● **Data shown**:
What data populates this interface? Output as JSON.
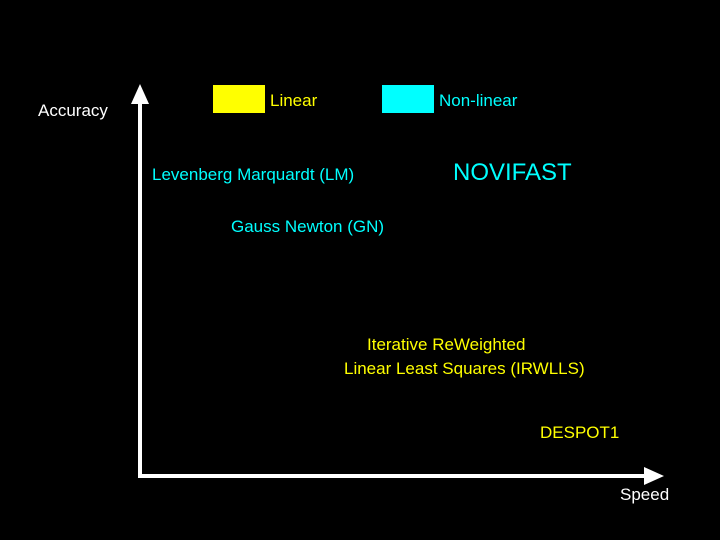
{
  "axes": {
    "y_label": "Accuracy",
    "x_label": "Speed",
    "color": "#ffffff"
  },
  "legend": [
    {
      "label": "Linear",
      "color": "#ffff00"
    },
    {
      "label": "Non-linear",
      "color": "#00ffff"
    }
  ],
  "methods": {
    "lm": {
      "label": "Levenberg Marquardt (LM)",
      "category": "Non-linear",
      "color": "#00ffff"
    },
    "novifast": {
      "label": "NOVIFAST",
      "category": "Non-linear",
      "color": "#00ffff"
    },
    "gn": {
      "label": "Gauss Newton (GN)",
      "category": "Non-linear",
      "color": "#00ffff"
    },
    "irwlls": {
      "label_line1": "Iterative ReWeighted",
      "label_line2": "Linear Least Squares (IRWLLS)",
      "category": "Linear",
      "color": "#ffff00"
    },
    "despot1": {
      "label": "DESPOT1",
      "category": "Linear",
      "color": "#ffff00"
    }
  }
}
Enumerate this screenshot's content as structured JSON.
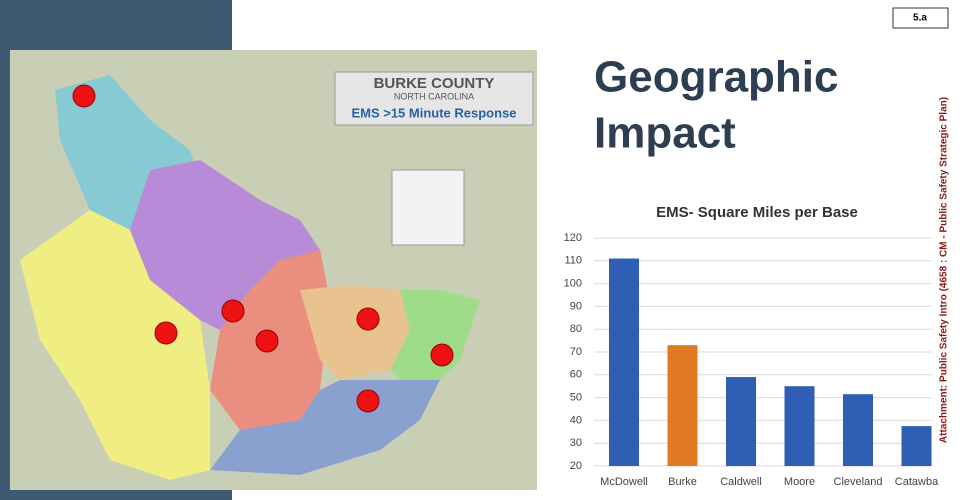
{
  "tag": "5.a",
  "heading": [
    "Geographic",
    "Impact"
  ],
  "map": {
    "title": "BURKE COUNTY",
    "subtitle": "NORTH CAROLINA",
    "caption": "EMS >15 Minute Response"
  },
  "attachment": "Attachment: Public Safety Intro  (4658 : CM - Public Safety Strategic Plan)",
  "chart_data": {
    "type": "bar",
    "title": "EMS- Square Miles per Base",
    "categories": [
      "McDowell",
      "Burke",
      "Caldwell",
      "Moore",
      "Cleveland",
      "Catawba"
    ],
    "values": [
      111,
      73,
      59,
      55,
      51.5,
      37.5
    ],
    "colors": [
      "#2f5fb5",
      "#e07a22",
      "#2f5fb5",
      "#2f5fb5",
      "#2f5fb5",
      "#2f5fb5"
    ],
    "ylim": [
      20,
      120
    ],
    "yticks": [
      20,
      30,
      40,
      50,
      60,
      70,
      80,
      90,
      100,
      110,
      120
    ],
    "grid": true
  }
}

● **Written exercise**: From the entries above, copy every line that holds the word "JSON".

● **Task result**:
What data populates this interface? Output as JSON.
Enumerate this screenshot's content as structured JSON.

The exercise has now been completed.